**GIVEN DATA**
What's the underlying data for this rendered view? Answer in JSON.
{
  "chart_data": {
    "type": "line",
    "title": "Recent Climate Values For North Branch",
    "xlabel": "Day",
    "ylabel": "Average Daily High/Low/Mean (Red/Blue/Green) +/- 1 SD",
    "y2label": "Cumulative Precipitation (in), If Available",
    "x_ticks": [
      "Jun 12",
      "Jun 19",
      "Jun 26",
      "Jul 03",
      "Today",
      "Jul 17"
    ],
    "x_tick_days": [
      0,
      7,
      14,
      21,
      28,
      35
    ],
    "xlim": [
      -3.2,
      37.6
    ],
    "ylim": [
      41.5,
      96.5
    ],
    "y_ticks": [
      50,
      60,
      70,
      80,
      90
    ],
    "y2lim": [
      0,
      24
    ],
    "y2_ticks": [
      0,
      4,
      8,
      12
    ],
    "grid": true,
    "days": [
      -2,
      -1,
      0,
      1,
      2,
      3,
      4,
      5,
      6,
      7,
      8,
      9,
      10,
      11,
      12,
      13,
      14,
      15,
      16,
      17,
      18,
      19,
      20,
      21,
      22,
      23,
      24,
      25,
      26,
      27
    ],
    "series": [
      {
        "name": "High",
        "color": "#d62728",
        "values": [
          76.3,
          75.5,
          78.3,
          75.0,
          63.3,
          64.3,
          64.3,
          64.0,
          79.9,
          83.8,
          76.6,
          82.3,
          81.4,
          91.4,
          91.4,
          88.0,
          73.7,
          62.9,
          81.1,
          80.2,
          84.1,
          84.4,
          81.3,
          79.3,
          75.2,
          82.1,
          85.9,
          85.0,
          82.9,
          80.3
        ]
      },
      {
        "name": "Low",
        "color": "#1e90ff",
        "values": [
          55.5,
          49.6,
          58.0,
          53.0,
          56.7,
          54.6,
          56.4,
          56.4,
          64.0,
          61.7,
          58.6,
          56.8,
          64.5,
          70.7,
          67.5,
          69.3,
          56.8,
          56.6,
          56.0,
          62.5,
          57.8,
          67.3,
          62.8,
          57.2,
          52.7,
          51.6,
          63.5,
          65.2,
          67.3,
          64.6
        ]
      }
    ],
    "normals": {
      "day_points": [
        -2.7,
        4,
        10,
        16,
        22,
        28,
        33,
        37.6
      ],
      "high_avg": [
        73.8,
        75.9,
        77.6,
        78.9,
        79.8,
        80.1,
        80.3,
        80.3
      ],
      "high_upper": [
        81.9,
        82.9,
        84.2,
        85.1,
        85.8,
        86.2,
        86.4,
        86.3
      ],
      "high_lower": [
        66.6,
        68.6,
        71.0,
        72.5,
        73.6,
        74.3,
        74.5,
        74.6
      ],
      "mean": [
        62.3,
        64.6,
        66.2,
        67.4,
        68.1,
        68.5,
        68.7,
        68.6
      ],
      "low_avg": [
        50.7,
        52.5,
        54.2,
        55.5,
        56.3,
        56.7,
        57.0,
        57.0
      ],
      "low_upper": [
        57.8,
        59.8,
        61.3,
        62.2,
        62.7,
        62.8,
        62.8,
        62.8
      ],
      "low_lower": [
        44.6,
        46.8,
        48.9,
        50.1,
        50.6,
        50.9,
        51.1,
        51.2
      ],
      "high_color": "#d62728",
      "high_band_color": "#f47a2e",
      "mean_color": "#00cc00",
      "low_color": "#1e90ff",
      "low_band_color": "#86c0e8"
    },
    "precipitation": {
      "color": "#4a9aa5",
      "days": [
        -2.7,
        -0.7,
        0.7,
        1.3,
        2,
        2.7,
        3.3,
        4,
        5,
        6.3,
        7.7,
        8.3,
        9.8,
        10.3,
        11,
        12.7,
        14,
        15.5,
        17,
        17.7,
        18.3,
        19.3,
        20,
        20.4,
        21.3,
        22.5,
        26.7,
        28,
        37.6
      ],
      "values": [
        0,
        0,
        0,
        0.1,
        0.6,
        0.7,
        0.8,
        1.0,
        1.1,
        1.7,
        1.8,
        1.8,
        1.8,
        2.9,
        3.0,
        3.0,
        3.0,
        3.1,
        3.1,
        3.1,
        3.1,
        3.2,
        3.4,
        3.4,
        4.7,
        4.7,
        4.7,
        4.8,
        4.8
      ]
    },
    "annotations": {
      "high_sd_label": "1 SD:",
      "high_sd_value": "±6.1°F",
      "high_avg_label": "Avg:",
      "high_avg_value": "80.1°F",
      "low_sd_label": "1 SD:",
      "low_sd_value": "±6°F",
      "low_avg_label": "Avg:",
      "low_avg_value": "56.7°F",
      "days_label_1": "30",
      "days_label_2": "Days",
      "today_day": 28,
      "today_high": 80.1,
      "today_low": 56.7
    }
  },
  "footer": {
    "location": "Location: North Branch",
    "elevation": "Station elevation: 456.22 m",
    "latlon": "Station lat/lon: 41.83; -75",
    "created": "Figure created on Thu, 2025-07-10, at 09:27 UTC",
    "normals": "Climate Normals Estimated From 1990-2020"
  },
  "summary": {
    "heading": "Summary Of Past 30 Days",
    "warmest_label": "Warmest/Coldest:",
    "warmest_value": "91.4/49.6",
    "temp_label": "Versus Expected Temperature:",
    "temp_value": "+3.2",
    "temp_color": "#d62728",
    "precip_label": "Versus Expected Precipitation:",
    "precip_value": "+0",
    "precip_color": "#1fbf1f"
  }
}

**DIRECTIONS**
Consider the entries above and return each line with the string "normals".

**RESULT BELOW**
    "normals": {
    "normals": "Climate Normals Estimated From 1990-2020"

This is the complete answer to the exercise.